▶ **SUPPLIED MATERIAL**:

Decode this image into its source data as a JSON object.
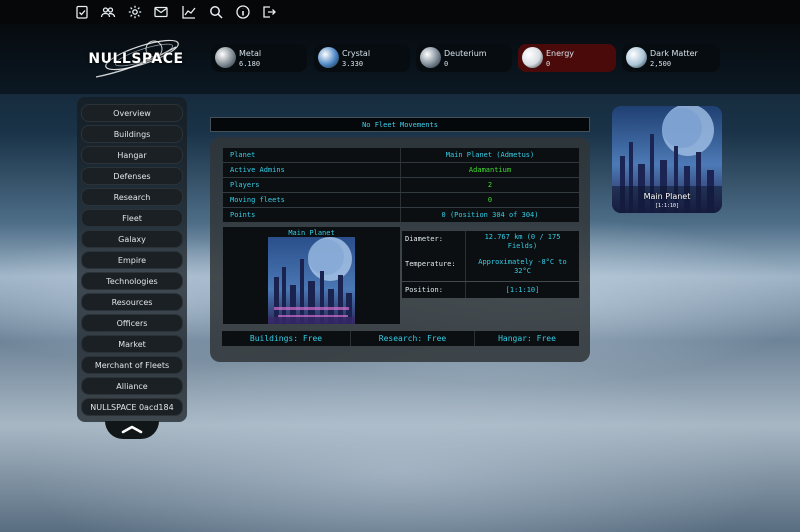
{
  "topbar": {
    "icons": [
      "clipboard-check-icon",
      "users-icon",
      "gear-icon",
      "mail-icon",
      "chart-line-icon",
      "search-icon",
      "info-icon",
      "logout-icon"
    ]
  },
  "brand": {
    "logo_text": "NULLSPACE"
  },
  "resources": [
    {
      "name": "Metal",
      "value": "6.180",
      "color": "#7f8a92",
      "alert": false
    },
    {
      "name": "Crystal",
      "value": "3.330",
      "color": "#4b86c4",
      "alert": false
    },
    {
      "name": "Deuterium",
      "value": "0",
      "color": "#7c8a96",
      "alert": false
    },
    {
      "name": "Energy",
      "value": "0",
      "color": "#d8dde2",
      "alert": true
    },
    {
      "name": "Dark Matter",
      "value": "2,500",
      "color": "#a9c4d8",
      "alert": false
    }
  ],
  "sidebar": {
    "items": [
      "Overview",
      "Buildings",
      "Hangar",
      "Defenses",
      "Research",
      "Fleet",
      "Galaxy",
      "Empire",
      "Technologies",
      "Resources",
      "Officers",
      "Market",
      "Merchant of Fleets",
      "Alliance",
      "NULLSPACE 0acd184"
    ]
  },
  "fleet": {
    "status": "No Fleet Movements"
  },
  "overview": {
    "rows": [
      {
        "label": "Planet",
        "value": "Main Planet (Admetus)",
        "accent": "cyan"
      },
      {
        "label": "Active Admins",
        "value": "Adamantium",
        "accent": "green"
      },
      {
        "label": "Players",
        "value": "2",
        "accent": "green"
      },
      {
        "label": "Moving fleets",
        "value": "0",
        "accent": "green"
      },
      {
        "label": "Points",
        "value": "0 (Position 304 of 304)",
        "accent": "cyan"
      }
    ],
    "planet_image_title": "Main Planet",
    "details": [
      {
        "label": "Diameter:",
        "value_lines": [
          "12.767 km (0 / 175",
          "Fields)"
        ]
      },
      {
        "label": "Temperature:",
        "value_lines": [
          "Approximately -8°C to",
          "32°C"
        ]
      },
      {
        "label": "Position:",
        "value_lines": [
          "[1:1:10]"
        ]
      }
    ],
    "status": {
      "buildings": "Buildings: Free",
      "research": "Research: Free",
      "hangar": "Hangar: Free"
    }
  },
  "planet_card": {
    "name": "Main Planet",
    "coords": "[1:1:10]"
  },
  "colors": {
    "cyan": "#35cde6",
    "green": "#3fdc2f",
    "energy_alert": "#4a0a0a"
  }
}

▶ **THE EXERCISE**: Without including any pictures, print all of the material exactly as given.

▶ **FINISHED ANSWER**:
Decode this image into its source data as a JSON object.
{
  "topbar": {
    "icons": [
      "clipboard-check-icon",
      "users-icon",
      "gear-icon",
      "mail-icon",
      "chart-line-icon",
      "search-icon",
      "info-icon",
      "logout-icon"
    ]
  },
  "brand": {
    "logo_text": "NULLSPACE"
  },
  "resources": [
    {
      "name": "Metal",
      "value": "6.180",
      "color": "#7f8a92",
      "alert": false
    },
    {
      "name": "Crystal",
      "value": "3.330",
      "color": "#4b86c4",
      "alert": false
    },
    {
      "name": "Deuterium",
      "value": "0",
      "color": "#7c8a96",
      "alert": false
    },
    {
      "name": "Energy",
      "value": "0",
      "color": "#d8dde2",
      "alert": true
    },
    {
      "name": "Dark Matter",
      "value": "2,500",
      "color": "#a9c4d8",
      "alert": false
    }
  ],
  "sidebar": {
    "items": [
      "Overview",
      "Buildings",
      "Hangar",
      "Defenses",
      "Research",
      "Fleet",
      "Galaxy",
      "Empire",
      "Technologies",
      "Resources",
      "Officers",
      "Market",
      "Merchant of Fleets",
      "Alliance",
      "NULLSPACE 0acd184"
    ]
  },
  "fleet": {
    "status": "No Fleet Movements"
  },
  "overview": {
    "rows": [
      {
        "label": "Planet",
        "value": "Main Planet (Admetus)",
        "accent": "cyan"
      },
      {
        "label": "Active Admins",
        "value": "Adamantium",
        "accent": "green"
      },
      {
        "label": "Players",
        "value": "2",
        "accent": "green"
      },
      {
        "label": "Moving fleets",
        "value": "0",
        "accent": "green"
      },
      {
        "label": "Points",
        "value": "0 (Position 304 of 304)",
        "accent": "cyan"
      }
    ],
    "planet_image_title": "Main Planet",
    "details": [
      {
        "label": "Diameter:",
        "value_lines": [
          "12.767 km (0 / 175",
          "Fields)"
        ]
      },
      {
        "label": "Temperature:",
        "value_lines": [
          "Approximately -8°C to",
          "32°C"
        ]
      },
      {
        "label": "Position:",
        "value_lines": [
          "[1:1:10]"
        ]
      }
    ],
    "status": {
      "buildings": "Buildings: Free",
      "research": "Research: Free",
      "hangar": "Hangar: Free"
    }
  },
  "planet_card": {
    "name": "Main Planet",
    "coords": "[1:1:10]"
  },
  "colors": {
    "cyan": "#35cde6",
    "green": "#3fdc2f",
    "energy_alert": "#4a0a0a"
  }
}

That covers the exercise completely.